START RECORDED DATA
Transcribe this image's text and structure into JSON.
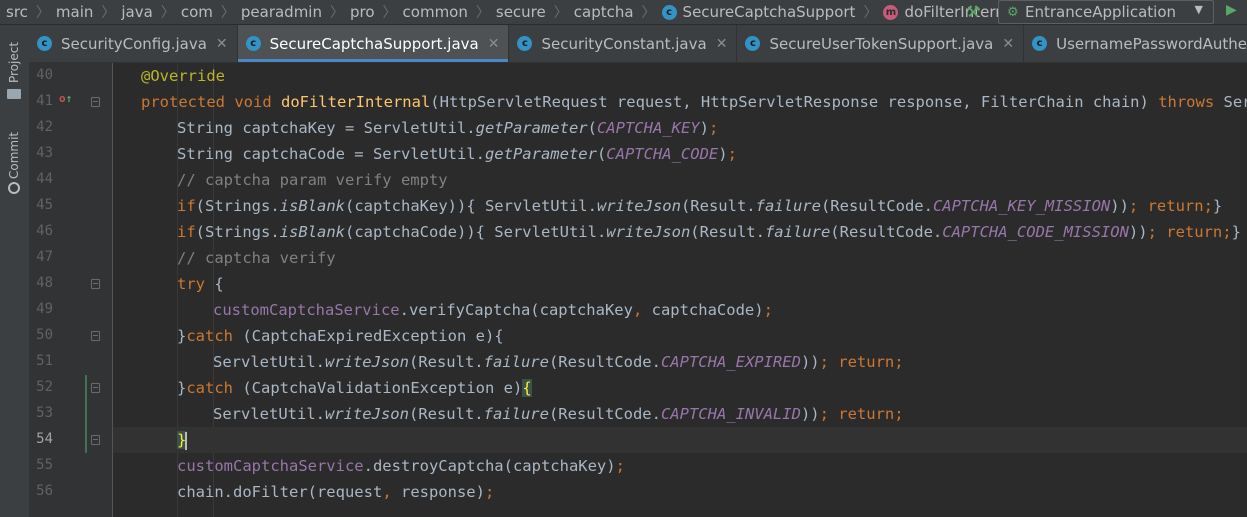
{
  "breadcrumb": {
    "items": [
      "src",
      "main",
      "java",
      "com",
      "pearadmin",
      "pro",
      "common",
      "secure",
      "captcha"
    ],
    "class_item": "SecureCaptchaSupport",
    "method_item": "doFilterInternal"
  },
  "toolbar": {
    "run_config_label": "EntranceApplication"
  },
  "toolstrip": {
    "project_label": "Project",
    "commit_label": "Commit"
  },
  "tabs": [
    {
      "label": "SecurityConfig.java",
      "active": false,
      "closable": true
    },
    {
      "label": "SecureCaptchaSupport.java",
      "active": true,
      "closable": true
    },
    {
      "label": "SecurityConstant.java",
      "active": false,
      "closable": true
    },
    {
      "label": "SecureUserTokenSupport.java",
      "active": false,
      "closable": true
    },
    {
      "label": "UsernamePasswordAuthentica",
      "active": false,
      "closable": false
    }
  ],
  "editor": {
    "current_line": 54,
    "lines": [
      {
        "num": "40"
      },
      {
        "num": "41"
      },
      {
        "num": "42"
      },
      {
        "num": "43"
      },
      {
        "num": "44"
      },
      {
        "num": "45"
      },
      {
        "num": "46"
      },
      {
        "num": "47"
      },
      {
        "num": "48"
      },
      {
        "num": "49"
      },
      {
        "num": "50"
      },
      {
        "num": "51"
      },
      {
        "num": "52"
      },
      {
        "num": "53"
      },
      {
        "num": "54"
      },
      {
        "num": "55"
      },
      {
        "num": "56"
      }
    ],
    "code": [
      [
        [
          "ann",
          "@Override"
        ]
      ],
      [
        [
          "kw",
          "protected void "
        ],
        [
          "fn",
          "doFilterInternal"
        ],
        [
          "",
          "(HttpServletRequest request, HttpServletResponse response, FilterChain chain) "
        ],
        [
          "kw",
          "throws "
        ],
        [
          "",
          "ServletE"
        ]
      ],
      [
        [
          "",
          "String captchaKey = ServletUtil."
        ],
        [
          "it",
          "getParameter"
        ],
        [
          "",
          "("
        ],
        [
          "st",
          "CAPTCHA_KEY"
        ],
        [
          "",
          ")"
        ],
        [
          "kw",
          ";"
        ]
      ],
      [
        [
          "",
          "String captchaCode = ServletUtil."
        ],
        [
          "it",
          "getParameter"
        ],
        [
          "",
          "("
        ],
        [
          "st",
          "CAPTCHA_CODE"
        ],
        [
          "",
          ")"
        ],
        [
          "kw",
          ";"
        ]
      ],
      [
        [
          "cm",
          "// captcha param verify empty"
        ]
      ],
      [
        [
          "kw",
          "if"
        ],
        [
          "",
          "(Strings."
        ],
        [
          "it",
          "isBlank"
        ],
        [
          "",
          "(captchaKey)){ ServletUtil."
        ],
        [
          "it",
          "writeJson"
        ],
        [
          "",
          "(Result."
        ],
        [
          "it",
          "failure"
        ],
        [
          "",
          "(ResultCode."
        ],
        [
          "st",
          "CAPTCHA_KEY_MISSION"
        ],
        [
          "",
          "))"
        ],
        [
          "kw",
          "; return;"
        ],
        [
          "",
          "}"
        ]
      ],
      [
        [
          "kw",
          "if"
        ],
        [
          "",
          "(Strings."
        ],
        [
          "it",
          "isBlank"
        ],
        [
          "",
          "(captchaCode)){ ServletUtil."
        ],
        [
          "it",
          "writeJson"
        ],
        [
          "",
          "(Result."
        ],
        [
          "it",
          "failure"
        ],
        [
          "",
          "(ResultCode."
        ],
        [
          "st",
          "CAPTCHA_CODE_MISSION"
        ],
        [
          "",
          "))"
        ],
        [
          "kw",
          "; return;"
        ],
        [
          "",
          "}"
        ]
      ],
      [
        [
          "cm",
          "// captcha verify"
        ]
      ],
      [
        [
          "kw",
          "try "
        ],
        [
          "",
          "{"
        ]
      ],
      [
        [
          "fld",
          "customCaptchaService"
        ],
        [
          "",
          ".verifyCaptcha(captchaKey"
        ],
        [
          "kw",
          ", "
        ],
        [
          "",
          "captchaCode)"
        ],
        [
          "kw",
          ";"
        ]
      ],
      [
        [
          "",
          "}"
        ],
        [
          "kw",
          "catch "
        ],
        [
          "",
          "(CaptchaExpiredException e){"
        ]
      ],
      [
        [
          "",
          "ServletUtil."
        ],
        [
          "it",
          "writeJson"
        ],
        [
          "",
          "(Result."
        ],
        [
          "it",
          "failure"
        ],
        [
          "",
          "(ResultCode."
        ],
        [
          "st",
          "CAPTCHA_EXPIRED"
        ],
        [
          "",
          "))"
        ],
        [
          "kw",
          "; return;"
        ]
      ],
      [
        [
          "",
          "}"
        ],
        [
          "kw",
          "catch "
        ],
        [
          "",
          "(CaptchaValidationException e)"
        ],
        [
          "bh",
          "{"
        ]
      ],
      [
        [
          "",
          "ServletUtil."
        ],
        [
          "it",
          "writeJson"
        ],
        [
          "",
          "(Result."
        ],
        [
          "it",
          "failure"
        ],
        [
          "",
          "(ResultCode."
        ],
        [
          "st",
          "CAPTCHA_INVALID"
        ],
        [
          "",
          "))"
        ],
        [
          "kw",
          "; return;"
        ]
      ],
      [
        [
          "bh",
          "}"
        ]
      ],
      [
        [
          "fld",
          "customCaptchaService"
        ],
        [
          "",
          ".destroyCaptcha(captchaKey)"
        ],
        [
          "kw",
          ";"
        ]
      ],
      [
        [
          "",
          "chain.doFilter(request"
        ],
        [
          "kw",
          ", "
        ],
        [
          "",
          "response)"
        ],
        [
          "kw",
          ";"
        ]
      ]
    ],
    "indent": [
      1,
      1,
      2,
      2,
      2,
      2,
      2,
      2,
      2,
      3,
      2,
      3,
      2,
      3,
      2,
      2,
      2
    ]
  },
  "icons": {
    "class_icon": "class-c-icon",
    "method_icon": "method-m-icon",
    "build_icon": "hammer-icon",
    "run_config_icon": "spring-boot-icon",
    "run_icon": "play-icon",
    "project_icon": "folder-icon",
    "commit_icon": "commit-icon"
  },
  "colors": {
    "keyword": "#cc7832",
    "annotation": "#bbb529",
    "method_decl": "#ffc66d",
    "static_field": "#9876aa",
    "comment": "#808080",
    "tab_underline": "#4a88c7"
  }
}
END RECORDED DATA
• _EXERCISE DETAILS_: Copy out the listing exactly as it stands, but not the pictures.

• _ANSWER TO THIS EXERCISE_:
Transcribe this image's text and structure into JSON.
{
  "breadcrumb": {
    "items": [
      "src",
      "main",
      "java",
      "com",
      "pearadmin",
      "pro",
      "common",
      "secure",
      "captcha"
    ],
    "class_item": "SecureCaptchaSupport",
    "method_item": "doFilterInternal"
  },
  "toolbar": {
    "run_config_label": "EntranceApplication"
  },
  "toolstrip": {
    "project_label": "Project",
    "commit_label": "Commit"
  },
  "tabs": [
    {
      "label": "SecurityConfig.java",
      "active": false,
      "closable": true
    },
    {
      "label": "SecureCaptchaSupport.java",
      "active": true,
      "closable": true
    },
    {
      "label": "SecurityConstant.java",
      "active": false,
      "closable": true
    },
    {
      "label": "SecureUserTokenSupport.java",
      "active": false,
      "closable": true
    },
    {
      "label": "UsernamePasswordAuthentica",
      "active": false,
      "closable": false
    }
  ],
  "editor": {
    "current_line": 54,
    "lines": [
      {
        "num": "40"
      },
      {
        "num": "41"
      },
      {
        "num": "42"
      },
      {
        "num": "43"
      },
      {
        "num": "44"
      },
      {
        "num": "45"
      },
      {
        "num": "46"
      },
      {
        "num": "47"
      },
      {
        "num": "48"
      },
      {
        "num": "49"
      },
      {
        "num": "50"
      },
      {
        "num": "51"
      },
      {
        "num": "52"
      },
      {
        "num": "53"
      },
      {
        "num": "54"
      },
      {
        "num": "55"
      },
      {
        "num": "56"
      }
    ],
    "code": [
      [
        [
          "ann",
          "@Override"
        ]
      ],
      [
        [
          "kw",
          "protected void "
        ],
        [
          "fn",
          "doFilterInternal"
        ],
        [
          "",
          "(HttpServletRequest request, HttpServletResponse response, FilterChain chain) "
        ],
        [
          "kw",
          "throws "
        ],
        [
          "",
          "ServletE"
        ]
      ],
      [
        [
          "",
          "String captchaKey = ServletUtil."
        ],
        [
          "it",
          "getParameter"
        ],
        [
          "",
          "("
        ],
        [
          "st",
          "CAPTCHA_KEY"
        ],
        [
          "",
          ")"
        ],
        [
          "kw",
          ";"
        ]
      ],
      [
        [
          "",
          "String captchaCode = ServletUtil."
        ],
        [
          "it",
          "getParameter"
        ],
        [
          "",
          "("
        ],
        [
          "st",
          "CAPTCHA_CODE"
        ],
        [
          "",
          ")"
        ],
        [
          "kw",
          ";"
        ]
      ],
      [
        [
          "cm",
          "// captcha param verify empty"
        ]
      ],
      [
        [
          "kw",
          "if"
        ],
        [
          "",
          "(Strings."
        ],
        [
          "it",
          "isBlank"
        ],
        [
          "",
          "(captchaKey)){ ServletUtil."
        ],
        [
          "it",
          "writeJson"
        ],
        [
          "",
          "(Result."
        ],
        [
          "it",
          "failure"
        ],
        [
          "",
          "(ResultCode."
        ],
        [
          "st",
          "CAPTCHA_KEY_MISSION"
        ],
        [
          "",
          "))"
        ],
        [
          "kw",
          "; return;"
        ],
        [
          "",
          "}"
        ]
      ],
      [
        [
          "kw",
          "if"
        ],
        [
          "",
          "(Strings."
        ],
        [
          "it",
          "isBlank"
        ],
        [
          "",
          "(captchaCode)){ ServletUtil."
        ],
        [
          "it",
          "writeJson"
        ],
        [
          "",
          "(Result."
        ],
        [
          "it",
          "failure"
        ],
        [
          "",
          "(ResultCode."
        ],
        [
          "st",
          "CAPTCHA_CODE_MISSION"
        ],
        [
          "",
          "))"
        ],
        [
          "kw",
          "; return;"
        ],
        [
          "",
          "}"
        ]
      ],
      [
        [
          "cm",
          "// captcha verify"
        ]
      ],
      [
        [
          "kw",
          "try "
        ],
        [
          "",
          "{"
        ]
      ],
      [
        [
          "fld",
          "customCaptchaService"
        ],
        [
          "",
          ".verifyCaptcha(captchaKey"
        ],
        [
          "kw",
          ", "
        ],
        [
          "",
          "captchaCode)"
        ],
        [
          "kw",
          ";"
        ]
      ],
      [
        [
          "",
          "}"
        ],
        [
          "kw",
          "catch "
        ],
        [
          "",
          "(CaptchaExpiredException e){"
        ]
      ],
      [
        [
          "",
          "ServletUtil."
        ],
        [
          "it",
          "writeJson"
        ],
        [
          "",
          "(Result."
        ],
        [
          "it",
          "failure"
        ],
        [
          "",
          "(ResultCode."
        ],
        [
          "st",
          "CAPTCHA_EXPIRED"
        ],
        [
          "",
          "))"
        ],
        [
          "kw",
          "; return;"
        ]
      ],
      [
        [
          "",
          "}"
        ],
        [
          "kw",
          "catch "
        ],
        [
          "",
          "(CaptchaValidationException e)"
        ],
        [
          "bh",
          "{"
        ]
      ],
      [
        [
          "",
          "ServletUtil."
        ],
        [
          "it",
          "writeJson"
        ],
        [
          "",
          "(Result."
        ],
        [
          "it",
          "failure"
        ],
        [
          "",
          "(ResultCode."
        ],
        [
          "st",
          "CAPTCHA_INVALID"
        ],
        [
          "",
          "))"
        ],
        [
          "kw",
          "; return;"
        ]
      ],
      [
        [
          "bh",
          "}"
        ]
      ],
      [
        [
          "fld",
          "customCaptchaService"
        ],
        [
          "",
          ".destroyCaptcha(captchaKey)"
        ],
        [
          "kw",
          ";"
        ]
      ],
      [
        [
          "",
          "chain.doFilter(request"
        ],
        [
          "kw",
          ", "
        ],
        [
          "",
          "response)"
        ],
        [
          "kw",
          ";"
        ]
      ]
    ],
    "indent": [
      1,
      1,
      2,
      2,
      2,
      2,
      2,
      2,
      2,
      3,
      2,
      3,
      2,
      3,
      2,
      2,
      2
    ]
  },
  "icons": {
    "class_icon": "class-c-icon",
    "method_icon": "method-m-icon",
    "build_icon": "hammer-icon",
    "run_config_icon": "spring-boot-icon",
    "run_icon": "play-icon",
    "project_icon": "folder-icon",
    "commit_icon": "commit-icon"
  },
  "colors": {
    "keyword": "#cc7832",
    "annotation": "#bbb529",
    "method_decl": "#ffc66d",
    "static_field": "#9876aa",
    "comment": "#808080",
    "tab_underline": "#4a88c7"
  }
}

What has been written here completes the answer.